Instructions for the task. Exclude the pictures, then repeat the remaining data exactly.

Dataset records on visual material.

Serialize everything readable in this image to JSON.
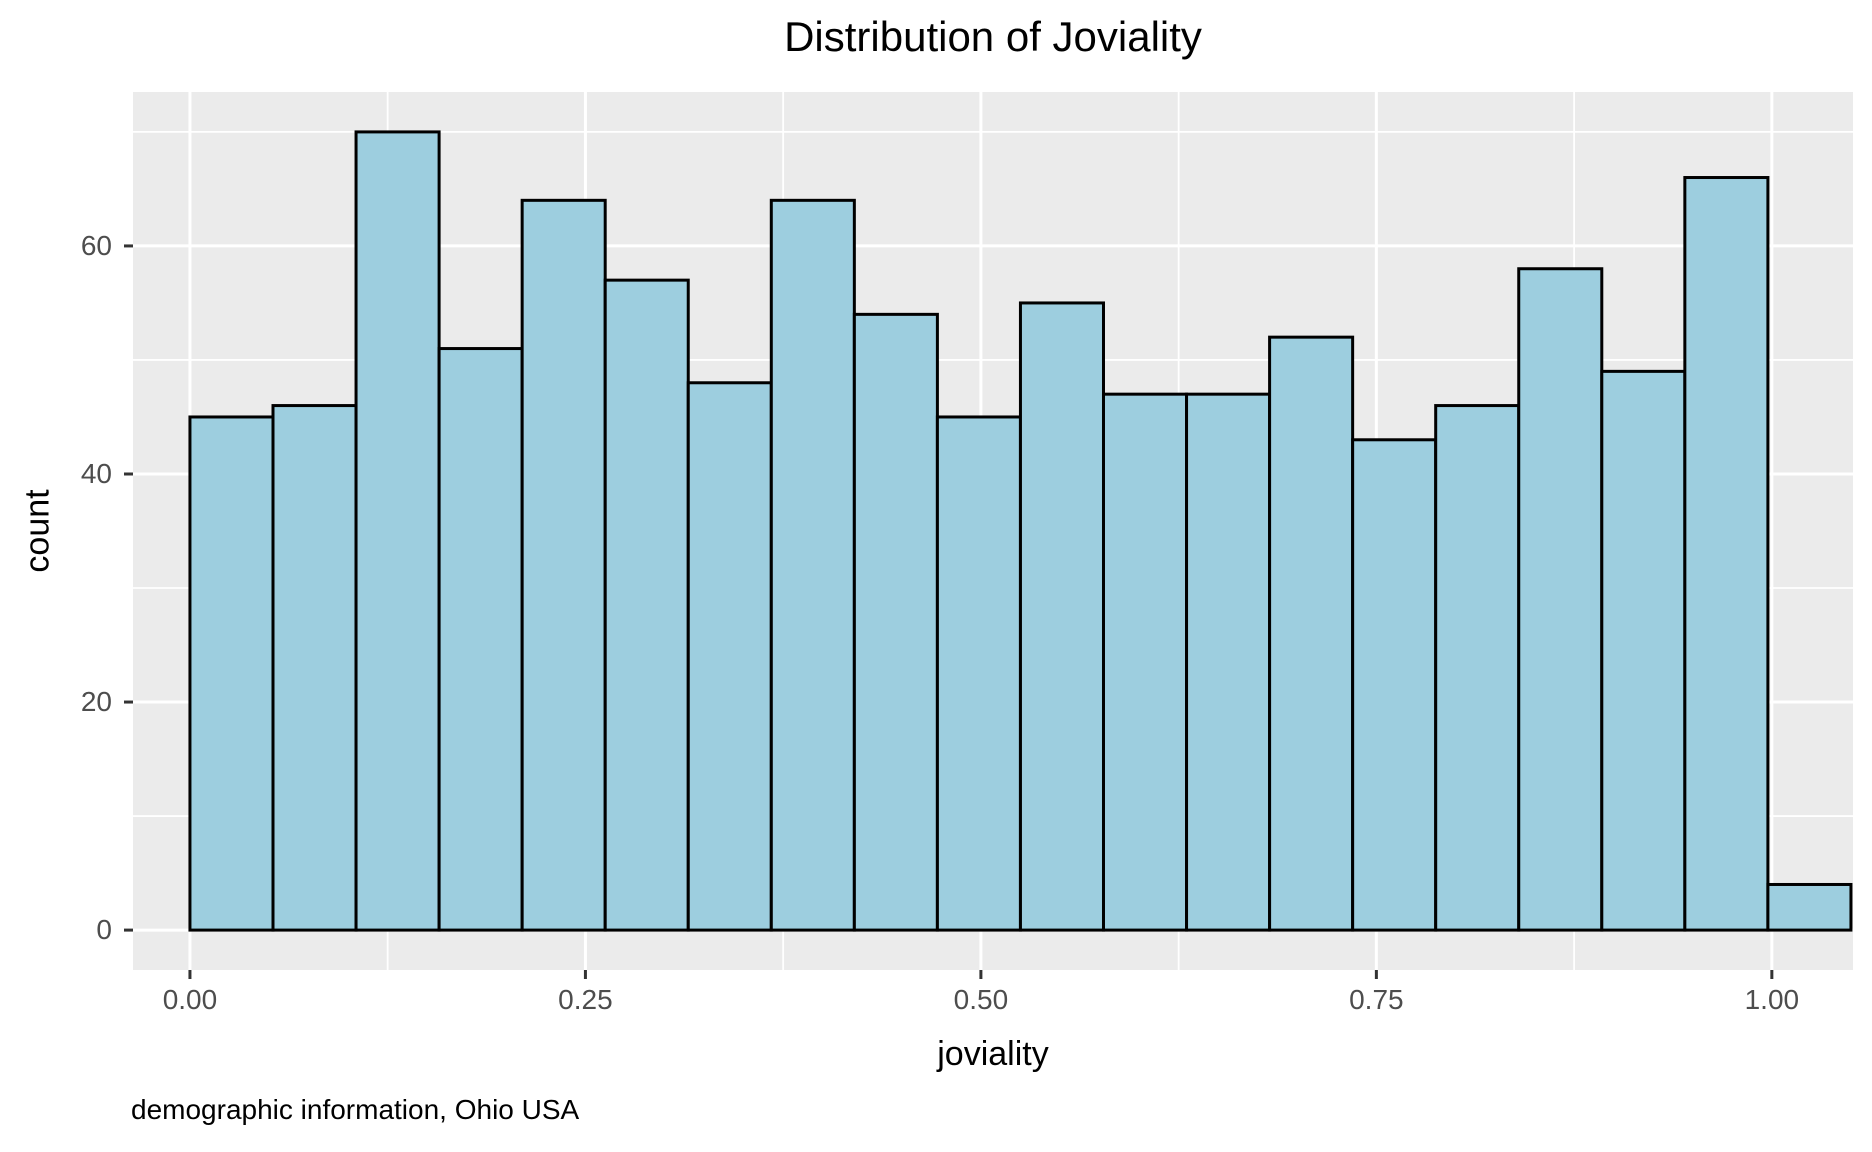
{
  "chart_data": {
    "type": "bar",
    "subtype": "histogram",
    "title": "Distribution of Joviality",
    "xlabel": "joviality",
    "ylabel": "count",
    "caption": "demographic information, Ohio USA",
    "bin_start": 0,
    "bin_width": 0.0525,
    "counts": [
      45,
      46,
      70,
      51,
      64,
      57,
      48,
      64,
      54,
      45,
      55,
      47,
      47,
      52,
      43,
      46,
      58,
      49,
      66,
      4
    ],
    "x_ticks": [
      {
        "value": 0.0,
        "label": "0.00"
      },
      {
        "value": 0.25,
        "label": "0.25"
      },
      {
        "value": 0.5,
        "label": "0.50"
      },
      {
        "value": 0.75,
        "label": "0.75"
      },
      {
        "value": 1.0,
        "label": "1.00"
      }
    ],
    "y_ticks": [
      {
        "value": 0,
        "label": "0"
      },
      {
        "value": 20,
        "label": "20"
      },
      {
        "value": 40,
        "label": "40"
      },
      {
        "value": 60,
        "label": "60"
      }
    ],
    "x_minor_gridlines": [
      0.125,
      0.375,
      0.625,
      0.875
    ],
    "y_minor_gridlines": [
      10,
      30,
      50,
      70
    ],
    "xlim": [
      -0.036,
      1.0513
    ],
    "ylim": [
      -3.5,
      73.5
    ],
    "grid": true,
    "legend": "none",
    "colors": {
      "bar_fill": "#9dcedf",
      "bar_stroke": "#000000",
      "panel_background": "#ebebeb",
      "gridline": "#ffffff",
      "tick_label": "#4d4d4d",
      "tick_mark": "#333333",
      "text": "#000000",
      "figure_background": "#ffffff"
    }
  }
}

Correct answer.
Serialize everything readable in this image to JSON.
{
  "chart_data": {
    "type": "bar",
    "subtype": "histogram",
    "title": "Distribution of Joviality",
    "xlabel": "joviality",
    "ylabel": "count",
    "caption": "demographic information, Ohio USA",
    "bin_start": 0,
    "bin_width": 0.0525,
    "counts": [
      45,
      46,
      70,
      51,
      64,
      57,
      48,
      64,
      54,
      45,
      55,
      47,
      47,
      52,
      43,
      46,
      58,
      49,
      66,
      4
    ],
    "x_ticks": [
      {
        "value": 0.0,
        "label": "0.00"
      },
      {
        "value": 0.25,
        "label": "0.25"
      },
      {
        "value": 0.5,
        "label": "0.50"
      },
      {
        "value": 0.75,
        "label": "0.75"
      },
      {
        "value": 1.0,
        "label": "1.00"
      }
    ],
    "y_ticks": [
      {
        "value": 0,
        "label": "0"
      },
      {
        "value": 20,
        "label": "20"
      },
      {
        "value": 40,
        "label": "40"
      },
      {
        "value": 60,
        "label": "60"
      }
    ],
    "x_minor_gridlines": [
      0.125,
      0.375,
      0.625,
      0.875
    ],
    "y_minor_gridlines": [
      10,
      30,
      50,
      70
    ],
    "xlim": [
      -0.036,
      1.0513
    ],
    "ylim": [
      -3.5,
      73.5
    ],
    "grid": true,
    "legend": "none",
    "colors": {
      "bar_fill": "#9dcedf",
      "bar_stroke": "#000000",
      "panel_background": "#ebebeb",
      "gridline": "#ffffff",
      "tick_label": "#4d4d4d",
      "tick_mark": "#333333",
      "text": "#000000",
      "figure_background": "#ffffff"
    }
  }
}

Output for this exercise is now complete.